╭─ Material to process

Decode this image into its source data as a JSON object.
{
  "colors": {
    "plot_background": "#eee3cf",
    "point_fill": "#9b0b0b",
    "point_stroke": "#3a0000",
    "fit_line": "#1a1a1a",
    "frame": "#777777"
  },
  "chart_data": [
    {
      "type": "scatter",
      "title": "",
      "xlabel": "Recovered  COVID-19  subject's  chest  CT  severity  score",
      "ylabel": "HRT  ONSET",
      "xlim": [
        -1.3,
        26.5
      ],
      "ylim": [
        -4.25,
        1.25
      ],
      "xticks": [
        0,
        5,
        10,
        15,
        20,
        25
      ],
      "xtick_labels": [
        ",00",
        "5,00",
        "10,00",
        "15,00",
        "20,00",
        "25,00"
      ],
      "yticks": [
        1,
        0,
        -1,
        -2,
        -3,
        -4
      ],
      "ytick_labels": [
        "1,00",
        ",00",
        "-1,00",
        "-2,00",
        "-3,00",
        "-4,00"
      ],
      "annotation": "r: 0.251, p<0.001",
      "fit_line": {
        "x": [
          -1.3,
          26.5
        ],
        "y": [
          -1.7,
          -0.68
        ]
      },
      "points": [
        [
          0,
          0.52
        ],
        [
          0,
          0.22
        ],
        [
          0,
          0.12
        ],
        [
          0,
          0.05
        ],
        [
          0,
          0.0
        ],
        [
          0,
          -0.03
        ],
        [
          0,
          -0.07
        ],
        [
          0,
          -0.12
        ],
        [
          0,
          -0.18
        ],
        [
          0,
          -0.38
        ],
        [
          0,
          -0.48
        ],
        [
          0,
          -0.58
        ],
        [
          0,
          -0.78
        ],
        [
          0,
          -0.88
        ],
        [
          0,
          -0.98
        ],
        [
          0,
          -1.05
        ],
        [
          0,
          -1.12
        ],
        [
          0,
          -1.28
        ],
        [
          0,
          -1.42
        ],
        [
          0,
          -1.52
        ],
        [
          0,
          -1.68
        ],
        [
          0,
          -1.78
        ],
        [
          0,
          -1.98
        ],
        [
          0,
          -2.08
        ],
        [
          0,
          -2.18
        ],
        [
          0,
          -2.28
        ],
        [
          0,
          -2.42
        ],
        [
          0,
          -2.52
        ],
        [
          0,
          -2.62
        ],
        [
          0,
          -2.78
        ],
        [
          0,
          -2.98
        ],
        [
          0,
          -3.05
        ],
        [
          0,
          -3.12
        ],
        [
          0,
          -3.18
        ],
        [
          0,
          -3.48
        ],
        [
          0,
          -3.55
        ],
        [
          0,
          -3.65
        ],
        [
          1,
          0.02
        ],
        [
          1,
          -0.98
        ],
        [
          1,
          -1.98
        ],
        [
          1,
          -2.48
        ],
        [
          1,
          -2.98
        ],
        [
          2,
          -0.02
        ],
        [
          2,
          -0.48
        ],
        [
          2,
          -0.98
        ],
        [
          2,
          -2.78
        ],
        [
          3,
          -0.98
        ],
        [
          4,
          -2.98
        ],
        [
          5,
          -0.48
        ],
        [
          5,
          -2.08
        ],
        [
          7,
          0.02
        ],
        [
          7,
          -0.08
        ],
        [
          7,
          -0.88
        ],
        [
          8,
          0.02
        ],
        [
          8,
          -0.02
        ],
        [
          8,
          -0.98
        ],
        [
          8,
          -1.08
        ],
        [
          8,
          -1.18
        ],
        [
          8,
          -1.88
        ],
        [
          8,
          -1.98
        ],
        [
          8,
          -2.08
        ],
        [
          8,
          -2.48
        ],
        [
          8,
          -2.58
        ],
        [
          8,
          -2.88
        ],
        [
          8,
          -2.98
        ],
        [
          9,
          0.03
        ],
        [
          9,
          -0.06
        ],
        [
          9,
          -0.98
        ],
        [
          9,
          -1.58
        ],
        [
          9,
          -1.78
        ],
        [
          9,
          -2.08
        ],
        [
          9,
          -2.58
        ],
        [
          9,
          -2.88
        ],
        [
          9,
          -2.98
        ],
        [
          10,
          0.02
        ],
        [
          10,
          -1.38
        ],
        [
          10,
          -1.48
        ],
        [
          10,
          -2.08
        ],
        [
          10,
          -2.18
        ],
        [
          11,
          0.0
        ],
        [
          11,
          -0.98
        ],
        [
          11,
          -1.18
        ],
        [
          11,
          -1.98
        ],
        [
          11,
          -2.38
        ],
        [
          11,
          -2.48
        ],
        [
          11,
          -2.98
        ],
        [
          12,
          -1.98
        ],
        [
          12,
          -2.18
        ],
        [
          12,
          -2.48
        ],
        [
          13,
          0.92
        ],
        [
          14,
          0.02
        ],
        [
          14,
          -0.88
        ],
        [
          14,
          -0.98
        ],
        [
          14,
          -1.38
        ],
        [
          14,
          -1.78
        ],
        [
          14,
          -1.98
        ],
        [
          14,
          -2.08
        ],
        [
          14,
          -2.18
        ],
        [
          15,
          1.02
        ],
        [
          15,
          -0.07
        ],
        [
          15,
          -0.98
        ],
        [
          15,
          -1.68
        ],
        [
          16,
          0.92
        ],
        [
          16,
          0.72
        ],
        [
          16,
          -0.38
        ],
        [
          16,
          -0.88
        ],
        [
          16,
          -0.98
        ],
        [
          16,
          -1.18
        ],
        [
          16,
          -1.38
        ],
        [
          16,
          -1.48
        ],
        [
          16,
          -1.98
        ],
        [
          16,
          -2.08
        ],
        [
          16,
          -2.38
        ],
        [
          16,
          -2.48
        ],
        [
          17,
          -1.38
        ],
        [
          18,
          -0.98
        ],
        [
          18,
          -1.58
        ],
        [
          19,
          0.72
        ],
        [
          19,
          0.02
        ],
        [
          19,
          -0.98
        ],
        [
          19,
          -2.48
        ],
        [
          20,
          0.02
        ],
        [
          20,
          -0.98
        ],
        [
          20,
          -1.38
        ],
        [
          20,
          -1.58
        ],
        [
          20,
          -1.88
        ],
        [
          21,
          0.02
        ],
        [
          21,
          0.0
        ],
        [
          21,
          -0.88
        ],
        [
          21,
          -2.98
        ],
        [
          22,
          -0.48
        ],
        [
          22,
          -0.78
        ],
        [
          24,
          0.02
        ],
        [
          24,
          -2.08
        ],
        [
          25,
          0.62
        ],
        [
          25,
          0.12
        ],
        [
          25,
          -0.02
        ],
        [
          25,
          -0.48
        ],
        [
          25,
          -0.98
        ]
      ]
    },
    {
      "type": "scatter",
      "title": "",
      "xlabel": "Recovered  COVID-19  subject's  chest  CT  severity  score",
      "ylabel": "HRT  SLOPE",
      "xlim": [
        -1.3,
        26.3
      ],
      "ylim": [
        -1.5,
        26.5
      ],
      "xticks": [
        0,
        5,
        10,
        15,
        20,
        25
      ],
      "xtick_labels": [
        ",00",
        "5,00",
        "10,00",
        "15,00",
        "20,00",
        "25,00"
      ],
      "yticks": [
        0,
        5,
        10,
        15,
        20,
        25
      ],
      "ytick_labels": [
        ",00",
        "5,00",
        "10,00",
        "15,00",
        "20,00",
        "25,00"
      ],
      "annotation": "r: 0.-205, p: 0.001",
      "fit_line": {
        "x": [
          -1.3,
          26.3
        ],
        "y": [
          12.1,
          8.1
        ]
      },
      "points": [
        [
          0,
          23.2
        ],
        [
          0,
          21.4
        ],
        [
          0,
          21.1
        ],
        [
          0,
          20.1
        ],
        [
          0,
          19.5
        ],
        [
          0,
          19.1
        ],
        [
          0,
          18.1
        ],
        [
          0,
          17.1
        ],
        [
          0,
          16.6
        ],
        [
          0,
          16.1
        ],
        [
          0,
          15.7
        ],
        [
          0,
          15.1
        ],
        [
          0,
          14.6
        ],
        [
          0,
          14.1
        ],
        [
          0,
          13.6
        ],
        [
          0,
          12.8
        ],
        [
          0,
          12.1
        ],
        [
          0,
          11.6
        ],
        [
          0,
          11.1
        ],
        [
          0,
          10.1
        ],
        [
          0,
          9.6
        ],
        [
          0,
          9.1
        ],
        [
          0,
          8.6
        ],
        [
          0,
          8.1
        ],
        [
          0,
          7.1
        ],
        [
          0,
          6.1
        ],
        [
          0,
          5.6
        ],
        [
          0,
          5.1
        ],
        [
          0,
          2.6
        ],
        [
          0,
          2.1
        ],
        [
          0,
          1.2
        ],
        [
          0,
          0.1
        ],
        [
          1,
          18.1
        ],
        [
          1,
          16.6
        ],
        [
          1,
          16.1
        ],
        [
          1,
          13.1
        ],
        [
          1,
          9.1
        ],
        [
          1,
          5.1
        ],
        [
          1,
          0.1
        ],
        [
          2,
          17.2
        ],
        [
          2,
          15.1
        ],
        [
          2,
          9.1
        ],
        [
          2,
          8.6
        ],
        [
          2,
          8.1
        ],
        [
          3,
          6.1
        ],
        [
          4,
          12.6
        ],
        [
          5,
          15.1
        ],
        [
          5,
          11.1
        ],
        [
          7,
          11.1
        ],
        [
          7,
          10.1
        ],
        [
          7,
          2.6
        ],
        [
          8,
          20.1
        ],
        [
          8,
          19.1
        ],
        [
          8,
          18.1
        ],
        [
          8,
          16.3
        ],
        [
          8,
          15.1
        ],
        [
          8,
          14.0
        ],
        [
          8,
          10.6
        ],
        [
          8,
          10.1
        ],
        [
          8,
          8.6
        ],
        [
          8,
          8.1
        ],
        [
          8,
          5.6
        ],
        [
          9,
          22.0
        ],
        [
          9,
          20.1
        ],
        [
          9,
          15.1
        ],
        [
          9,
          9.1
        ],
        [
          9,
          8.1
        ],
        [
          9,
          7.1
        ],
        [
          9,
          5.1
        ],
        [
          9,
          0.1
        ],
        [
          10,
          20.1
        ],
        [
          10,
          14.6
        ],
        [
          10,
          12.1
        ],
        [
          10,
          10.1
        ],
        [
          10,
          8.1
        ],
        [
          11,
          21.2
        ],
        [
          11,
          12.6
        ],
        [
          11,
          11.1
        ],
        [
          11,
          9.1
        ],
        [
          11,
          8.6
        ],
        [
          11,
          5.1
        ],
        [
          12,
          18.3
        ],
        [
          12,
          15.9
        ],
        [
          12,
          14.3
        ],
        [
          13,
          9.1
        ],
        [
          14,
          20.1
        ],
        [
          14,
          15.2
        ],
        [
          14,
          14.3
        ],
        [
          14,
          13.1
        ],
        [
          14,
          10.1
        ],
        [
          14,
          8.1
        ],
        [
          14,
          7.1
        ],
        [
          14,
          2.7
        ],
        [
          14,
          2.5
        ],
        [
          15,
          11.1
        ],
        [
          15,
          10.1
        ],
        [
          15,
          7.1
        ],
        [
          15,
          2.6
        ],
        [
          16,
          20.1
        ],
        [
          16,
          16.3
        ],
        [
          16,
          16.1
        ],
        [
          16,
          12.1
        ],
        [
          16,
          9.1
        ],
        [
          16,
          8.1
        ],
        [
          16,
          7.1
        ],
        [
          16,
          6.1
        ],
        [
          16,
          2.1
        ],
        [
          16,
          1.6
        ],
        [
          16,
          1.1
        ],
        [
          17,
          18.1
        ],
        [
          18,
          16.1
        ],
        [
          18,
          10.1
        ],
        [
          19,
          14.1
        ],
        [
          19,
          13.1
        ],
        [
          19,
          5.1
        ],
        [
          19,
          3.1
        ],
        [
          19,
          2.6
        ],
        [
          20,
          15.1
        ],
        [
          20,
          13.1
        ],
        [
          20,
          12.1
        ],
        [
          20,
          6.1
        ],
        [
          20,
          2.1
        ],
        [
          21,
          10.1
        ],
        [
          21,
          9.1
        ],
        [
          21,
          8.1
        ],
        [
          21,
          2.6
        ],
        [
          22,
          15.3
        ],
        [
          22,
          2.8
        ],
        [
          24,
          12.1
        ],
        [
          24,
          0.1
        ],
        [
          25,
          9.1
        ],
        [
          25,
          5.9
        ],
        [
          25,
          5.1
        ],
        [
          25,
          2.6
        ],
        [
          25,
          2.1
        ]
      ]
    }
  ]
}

╰─

**Stated problem:** From the material above, gather all lines that include the string "annotation" and copy them.

**Output:**
      "annotation": "r: 0.251, p<0.001",
      "annotation": "r: 0.-205, p: 0.001",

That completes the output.